[PATCH net-next 1/3] connector/cn_proc: Add hash table for threads

From: Anjali Kulkarni
Date: Fri Oct 11 2024 - 20:46:32 EST


Add a new type PROC_CN_MCAST_NOTIFY to proc connector API, which allows a
thread to notify the kernel that it has exited abnormally. Thread can also
send the exit status code it wants returned in the notification with it.
Exiting thread can call this either when it wants to call pthread_exit()
with non-zero value or from signal handler.

Add a new file cn_hash.c which implements a hash table storing the exit
codes of abnormally exiting threads, received by the system call above.
The key used for the hash table is the pid of the thread, so when the
thread actually exits, we lookup it's pid in the hash table and retrieve
the exit code sent by user. If the exit code in struct task is 0, we
then replace it with the user supplied non-zero exit code.

cn_hash.c implements the hash table add, delete, lookup operations.
mutex_lock() and mutex_unlock() operations are used to safeguard the
integrity of the hash table while adding or deleting elements.
connector.c has the API calls, called from cn_proc.c, as well as calls
to allocate, initialize and free the hash table.

Add a new flag in PF_* flags of task_struct - EXIT_NOTIFY. This flag is
set when user sends the exit code via PROC_CN_MCAST_NOTIFY. While
exiting, this flag is checked and the hash table add or delete calls
are only made if this flag is set.

A refcount field hrefcnt is added in struct cn_hash_dev, to keep track
of number of threads which have added an entry in hash table. Before
freeing the struct cn_hash_dev, this value must be 0.

Signed-off-by: Anjali Kulkarni <anjali.k.kulkarni@xxxxxxxxxx>
---
drivers/connector/Makefile | 2 +-
drivers/connector/cn_hash.c | 195 ++++++++++++++++++++++++++++++++++
drivers/connector/cn_proc.c | 59 +++++++++-
drivers/connector/connector.c | 83 ++++++++++++++-
include/linux/connector.h | 43 ++++++++
include/linux/sched.h | 2 +-
include/uapi/linux/cn_proc.h | 4 +-
7 files changed, 379 insertions(+), 9 deletions(-)

**Given problem**
Reproduce the part of the patch description above, starting at "with non-zero value" and ending at "the hash table.".

**Data entries**
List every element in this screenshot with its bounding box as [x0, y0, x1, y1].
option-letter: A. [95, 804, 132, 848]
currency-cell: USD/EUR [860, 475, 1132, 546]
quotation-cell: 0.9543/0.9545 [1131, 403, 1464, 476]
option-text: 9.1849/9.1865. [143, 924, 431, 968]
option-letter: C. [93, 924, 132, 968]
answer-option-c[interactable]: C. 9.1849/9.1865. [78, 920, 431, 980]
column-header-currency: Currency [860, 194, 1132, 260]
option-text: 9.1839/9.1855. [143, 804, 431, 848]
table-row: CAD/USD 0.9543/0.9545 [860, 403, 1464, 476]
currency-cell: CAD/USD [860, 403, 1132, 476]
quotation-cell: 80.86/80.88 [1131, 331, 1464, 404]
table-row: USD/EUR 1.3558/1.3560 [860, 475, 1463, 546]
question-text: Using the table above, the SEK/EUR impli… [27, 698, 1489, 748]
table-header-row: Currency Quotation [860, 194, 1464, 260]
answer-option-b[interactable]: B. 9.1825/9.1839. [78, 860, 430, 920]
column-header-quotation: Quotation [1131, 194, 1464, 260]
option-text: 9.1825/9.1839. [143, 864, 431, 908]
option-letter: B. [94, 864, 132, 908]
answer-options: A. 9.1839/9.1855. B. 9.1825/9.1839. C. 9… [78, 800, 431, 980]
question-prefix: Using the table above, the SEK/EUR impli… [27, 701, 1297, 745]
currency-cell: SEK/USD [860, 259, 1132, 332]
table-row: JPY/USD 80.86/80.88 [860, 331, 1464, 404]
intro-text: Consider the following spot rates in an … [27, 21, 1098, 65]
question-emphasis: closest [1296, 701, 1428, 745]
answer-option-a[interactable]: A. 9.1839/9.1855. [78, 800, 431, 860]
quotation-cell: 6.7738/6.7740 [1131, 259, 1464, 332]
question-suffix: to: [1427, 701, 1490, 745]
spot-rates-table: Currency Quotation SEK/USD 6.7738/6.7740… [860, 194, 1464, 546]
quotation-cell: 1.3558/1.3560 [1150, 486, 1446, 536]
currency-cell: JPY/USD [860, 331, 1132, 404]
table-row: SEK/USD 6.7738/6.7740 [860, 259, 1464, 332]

...

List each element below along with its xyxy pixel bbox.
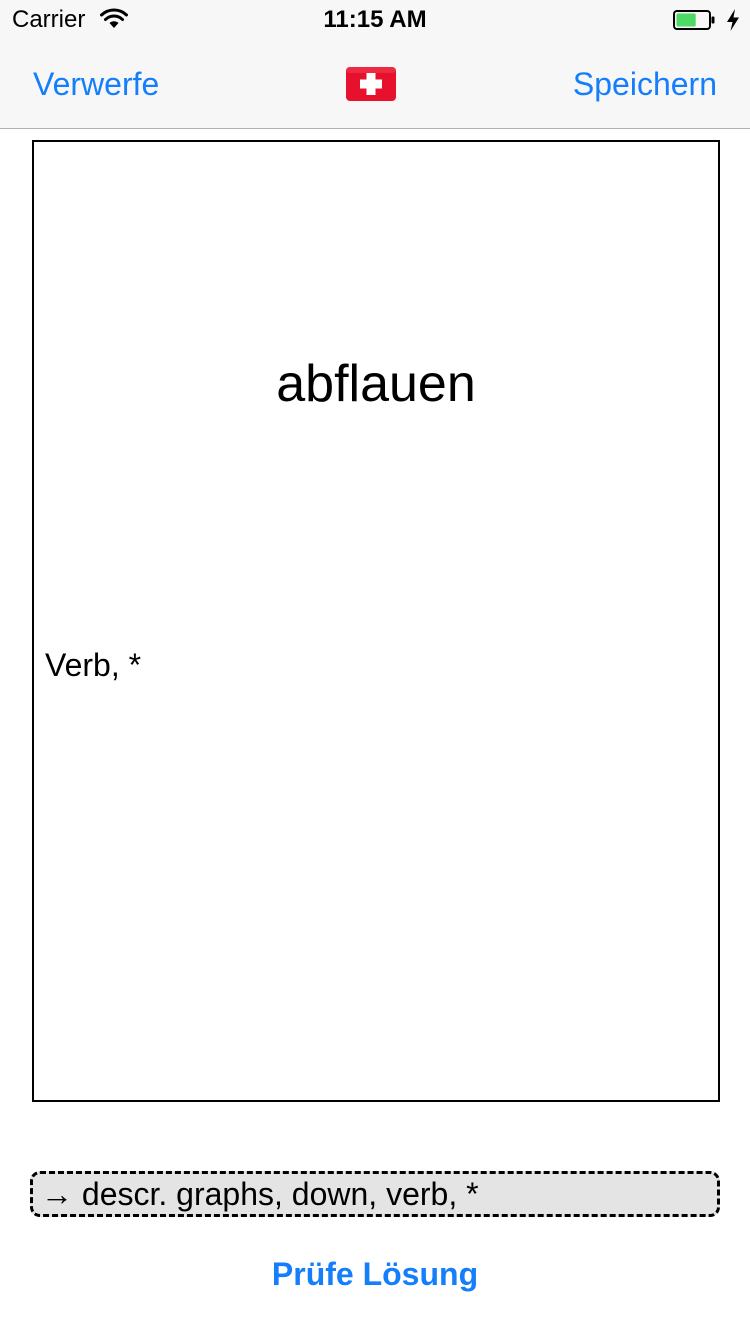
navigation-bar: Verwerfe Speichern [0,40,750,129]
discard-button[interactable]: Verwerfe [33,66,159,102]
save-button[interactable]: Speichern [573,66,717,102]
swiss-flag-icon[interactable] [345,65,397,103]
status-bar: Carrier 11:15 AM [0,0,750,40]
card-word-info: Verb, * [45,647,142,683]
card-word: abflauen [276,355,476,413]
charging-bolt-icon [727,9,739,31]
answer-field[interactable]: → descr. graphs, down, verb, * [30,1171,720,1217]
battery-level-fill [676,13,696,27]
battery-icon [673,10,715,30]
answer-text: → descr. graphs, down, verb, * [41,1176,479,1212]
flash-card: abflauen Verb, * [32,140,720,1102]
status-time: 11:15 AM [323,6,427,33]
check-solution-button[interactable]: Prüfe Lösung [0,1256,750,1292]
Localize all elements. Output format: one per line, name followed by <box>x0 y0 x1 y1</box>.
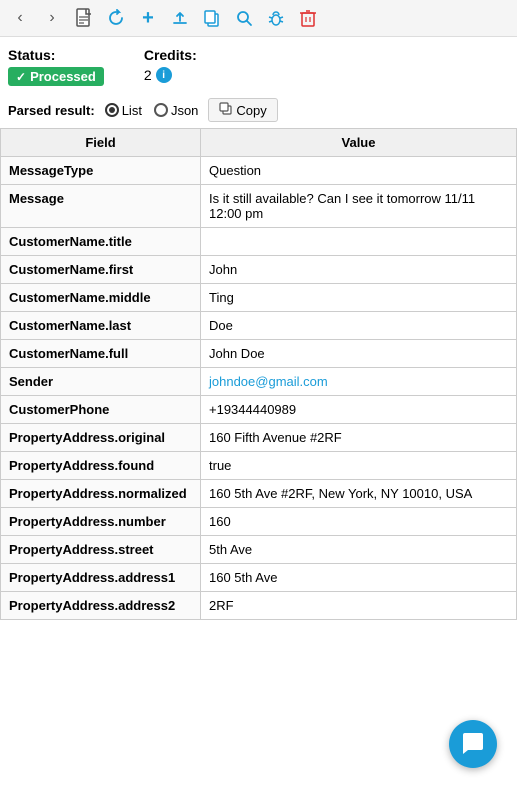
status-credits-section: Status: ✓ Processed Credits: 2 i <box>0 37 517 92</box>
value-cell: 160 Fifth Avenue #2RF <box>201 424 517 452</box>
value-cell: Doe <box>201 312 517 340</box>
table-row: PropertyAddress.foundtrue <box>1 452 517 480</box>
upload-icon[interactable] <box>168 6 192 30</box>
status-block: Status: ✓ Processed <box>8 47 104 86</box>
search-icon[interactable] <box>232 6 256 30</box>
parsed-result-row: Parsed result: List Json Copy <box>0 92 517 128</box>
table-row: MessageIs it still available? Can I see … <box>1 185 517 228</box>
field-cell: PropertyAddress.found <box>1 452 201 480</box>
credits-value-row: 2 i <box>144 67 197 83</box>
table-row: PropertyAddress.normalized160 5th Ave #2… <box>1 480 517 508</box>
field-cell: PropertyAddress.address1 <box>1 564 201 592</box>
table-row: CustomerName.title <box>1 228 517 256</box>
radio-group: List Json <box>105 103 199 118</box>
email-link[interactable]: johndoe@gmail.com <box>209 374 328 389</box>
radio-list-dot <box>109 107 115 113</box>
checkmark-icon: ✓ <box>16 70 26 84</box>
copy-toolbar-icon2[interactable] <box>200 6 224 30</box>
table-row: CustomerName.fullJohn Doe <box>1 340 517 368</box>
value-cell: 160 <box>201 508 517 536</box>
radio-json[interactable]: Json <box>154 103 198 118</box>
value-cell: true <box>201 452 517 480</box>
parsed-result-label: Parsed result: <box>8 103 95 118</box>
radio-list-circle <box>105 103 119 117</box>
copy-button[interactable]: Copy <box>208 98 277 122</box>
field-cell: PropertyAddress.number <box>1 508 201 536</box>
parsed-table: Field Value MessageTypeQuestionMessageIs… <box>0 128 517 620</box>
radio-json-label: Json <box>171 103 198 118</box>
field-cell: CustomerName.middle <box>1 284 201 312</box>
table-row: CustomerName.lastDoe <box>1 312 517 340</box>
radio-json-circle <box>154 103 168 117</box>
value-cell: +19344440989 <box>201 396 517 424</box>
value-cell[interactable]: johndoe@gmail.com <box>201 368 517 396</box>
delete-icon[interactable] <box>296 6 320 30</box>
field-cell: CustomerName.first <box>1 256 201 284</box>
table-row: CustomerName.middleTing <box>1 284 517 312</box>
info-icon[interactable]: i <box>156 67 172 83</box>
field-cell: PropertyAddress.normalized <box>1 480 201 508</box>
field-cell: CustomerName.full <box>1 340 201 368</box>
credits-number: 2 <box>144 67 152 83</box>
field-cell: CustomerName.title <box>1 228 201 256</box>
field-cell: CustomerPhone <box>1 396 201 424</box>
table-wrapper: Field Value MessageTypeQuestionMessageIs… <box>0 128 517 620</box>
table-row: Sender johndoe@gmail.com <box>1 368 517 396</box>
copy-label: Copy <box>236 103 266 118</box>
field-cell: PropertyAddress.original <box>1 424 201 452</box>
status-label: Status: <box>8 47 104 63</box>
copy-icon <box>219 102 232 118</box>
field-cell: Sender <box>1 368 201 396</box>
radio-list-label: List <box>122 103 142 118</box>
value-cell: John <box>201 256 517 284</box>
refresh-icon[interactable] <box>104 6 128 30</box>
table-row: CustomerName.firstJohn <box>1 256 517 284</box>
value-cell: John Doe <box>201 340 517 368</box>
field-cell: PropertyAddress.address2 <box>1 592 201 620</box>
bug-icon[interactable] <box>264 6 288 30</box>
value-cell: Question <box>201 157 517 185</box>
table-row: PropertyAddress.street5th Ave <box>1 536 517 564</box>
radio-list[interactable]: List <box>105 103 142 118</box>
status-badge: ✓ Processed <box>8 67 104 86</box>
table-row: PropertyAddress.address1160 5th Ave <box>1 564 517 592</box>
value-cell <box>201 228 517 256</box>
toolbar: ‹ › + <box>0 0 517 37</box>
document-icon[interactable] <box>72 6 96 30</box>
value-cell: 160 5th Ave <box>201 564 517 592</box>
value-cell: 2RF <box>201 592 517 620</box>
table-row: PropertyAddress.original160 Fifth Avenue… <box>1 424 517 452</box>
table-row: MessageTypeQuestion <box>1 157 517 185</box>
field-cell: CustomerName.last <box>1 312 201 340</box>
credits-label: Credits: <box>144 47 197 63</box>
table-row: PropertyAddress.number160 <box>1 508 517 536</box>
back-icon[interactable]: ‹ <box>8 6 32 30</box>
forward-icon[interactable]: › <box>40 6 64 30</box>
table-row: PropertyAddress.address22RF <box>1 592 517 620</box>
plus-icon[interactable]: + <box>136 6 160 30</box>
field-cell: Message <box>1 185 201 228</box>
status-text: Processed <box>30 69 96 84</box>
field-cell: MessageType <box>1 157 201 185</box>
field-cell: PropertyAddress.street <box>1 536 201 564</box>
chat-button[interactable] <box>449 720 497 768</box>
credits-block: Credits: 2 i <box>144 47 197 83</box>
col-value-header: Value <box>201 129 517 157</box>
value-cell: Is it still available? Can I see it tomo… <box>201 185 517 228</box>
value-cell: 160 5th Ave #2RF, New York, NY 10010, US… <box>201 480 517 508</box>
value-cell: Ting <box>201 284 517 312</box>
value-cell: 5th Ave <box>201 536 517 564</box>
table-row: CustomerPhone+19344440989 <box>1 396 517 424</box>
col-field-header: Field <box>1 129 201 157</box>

---

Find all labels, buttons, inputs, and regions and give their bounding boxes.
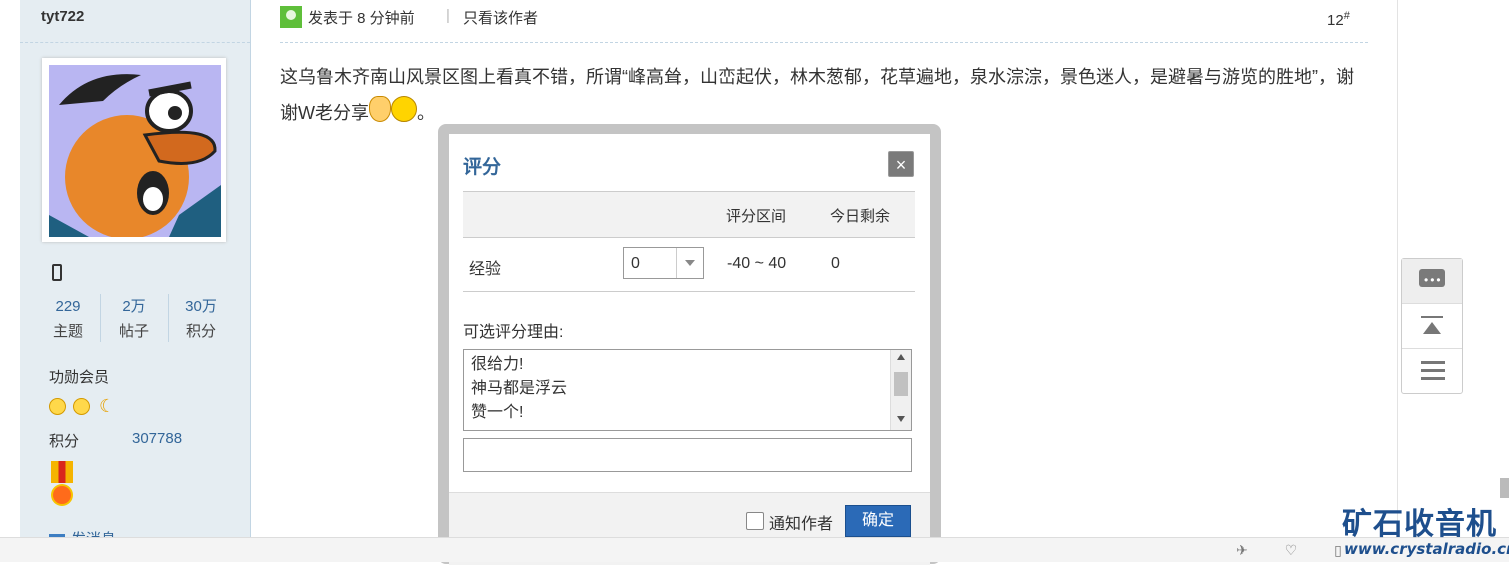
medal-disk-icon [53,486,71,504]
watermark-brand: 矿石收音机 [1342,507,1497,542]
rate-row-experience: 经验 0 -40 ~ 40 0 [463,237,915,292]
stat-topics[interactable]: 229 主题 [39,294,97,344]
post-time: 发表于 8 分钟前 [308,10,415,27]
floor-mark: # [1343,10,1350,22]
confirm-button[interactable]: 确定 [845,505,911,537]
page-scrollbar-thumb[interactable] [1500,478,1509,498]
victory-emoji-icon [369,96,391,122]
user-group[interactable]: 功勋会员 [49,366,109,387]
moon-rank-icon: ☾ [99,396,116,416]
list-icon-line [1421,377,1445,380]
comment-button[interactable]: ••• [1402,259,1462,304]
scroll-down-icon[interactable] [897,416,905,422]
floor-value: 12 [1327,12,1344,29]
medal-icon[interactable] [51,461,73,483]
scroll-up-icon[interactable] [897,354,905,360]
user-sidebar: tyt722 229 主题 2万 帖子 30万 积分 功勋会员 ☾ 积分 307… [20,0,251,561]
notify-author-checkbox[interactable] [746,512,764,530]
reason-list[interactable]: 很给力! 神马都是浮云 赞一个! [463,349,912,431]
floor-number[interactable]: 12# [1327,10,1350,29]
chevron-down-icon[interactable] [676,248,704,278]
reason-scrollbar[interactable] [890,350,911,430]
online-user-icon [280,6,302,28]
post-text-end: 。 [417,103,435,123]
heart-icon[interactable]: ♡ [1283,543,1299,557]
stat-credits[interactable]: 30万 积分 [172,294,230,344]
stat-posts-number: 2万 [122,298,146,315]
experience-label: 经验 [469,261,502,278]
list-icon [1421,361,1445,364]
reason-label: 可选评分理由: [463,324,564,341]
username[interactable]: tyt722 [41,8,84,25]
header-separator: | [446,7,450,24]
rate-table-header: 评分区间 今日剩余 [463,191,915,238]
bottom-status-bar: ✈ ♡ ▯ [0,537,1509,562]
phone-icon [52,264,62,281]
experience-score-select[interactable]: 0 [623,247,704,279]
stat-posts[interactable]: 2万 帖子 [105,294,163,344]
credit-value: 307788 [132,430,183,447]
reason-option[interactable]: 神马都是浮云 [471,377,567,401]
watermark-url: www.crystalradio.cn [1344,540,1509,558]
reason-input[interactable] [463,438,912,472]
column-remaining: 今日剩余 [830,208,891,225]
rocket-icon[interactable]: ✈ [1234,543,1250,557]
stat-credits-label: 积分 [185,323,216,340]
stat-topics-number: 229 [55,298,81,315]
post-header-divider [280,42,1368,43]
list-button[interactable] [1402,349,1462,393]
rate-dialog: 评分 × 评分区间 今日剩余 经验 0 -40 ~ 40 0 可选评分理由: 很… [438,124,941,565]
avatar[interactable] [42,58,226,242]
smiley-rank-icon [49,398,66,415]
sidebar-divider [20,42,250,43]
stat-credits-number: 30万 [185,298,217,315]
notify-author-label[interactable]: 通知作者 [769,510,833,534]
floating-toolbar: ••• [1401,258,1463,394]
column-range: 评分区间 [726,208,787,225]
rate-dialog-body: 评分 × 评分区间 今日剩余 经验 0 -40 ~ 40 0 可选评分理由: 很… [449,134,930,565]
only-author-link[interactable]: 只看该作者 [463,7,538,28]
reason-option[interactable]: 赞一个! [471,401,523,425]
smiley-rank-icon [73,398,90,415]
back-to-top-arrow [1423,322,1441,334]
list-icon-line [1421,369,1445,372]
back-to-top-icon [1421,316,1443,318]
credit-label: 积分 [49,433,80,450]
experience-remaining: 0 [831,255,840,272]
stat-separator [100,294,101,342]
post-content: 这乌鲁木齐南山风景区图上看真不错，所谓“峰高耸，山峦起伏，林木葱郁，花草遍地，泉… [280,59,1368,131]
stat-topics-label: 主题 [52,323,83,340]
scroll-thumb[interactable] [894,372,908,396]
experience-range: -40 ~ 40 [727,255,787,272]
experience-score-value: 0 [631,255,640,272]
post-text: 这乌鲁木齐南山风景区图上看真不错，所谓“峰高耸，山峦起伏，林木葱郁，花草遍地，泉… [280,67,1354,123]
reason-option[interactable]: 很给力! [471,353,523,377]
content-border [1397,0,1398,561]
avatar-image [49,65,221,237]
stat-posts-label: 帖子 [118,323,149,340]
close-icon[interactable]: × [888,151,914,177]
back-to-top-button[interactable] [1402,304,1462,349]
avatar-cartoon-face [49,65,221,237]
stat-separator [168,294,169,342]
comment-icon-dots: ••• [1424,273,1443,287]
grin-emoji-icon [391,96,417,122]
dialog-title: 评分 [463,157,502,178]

**Output for this exercise**
with non-zero value or from signal handler.

Add a new file cn_hash.c which implements a hash table storing the exit
codes of abnormally exiting threads, received by the system call above.
The key used for the hash table is the pid of the thread, so when the
thread actually exits, we lookup it's pid in the hash table and retrieve
the exit code sent by user. If the exit code in struct task is 0, we
then replace it with the user supplied non-zero exit code.

cn_hash.c implements the hash table add, delete, lookup operations.
mutex_lock() and mutex_unlock() operations are used to safeguard the
integrity of the hash table while adding or deleting elements.
connector.c has the API calls, called from cn_proc.c, as well as calls
to allocate, initialize and free the hash table.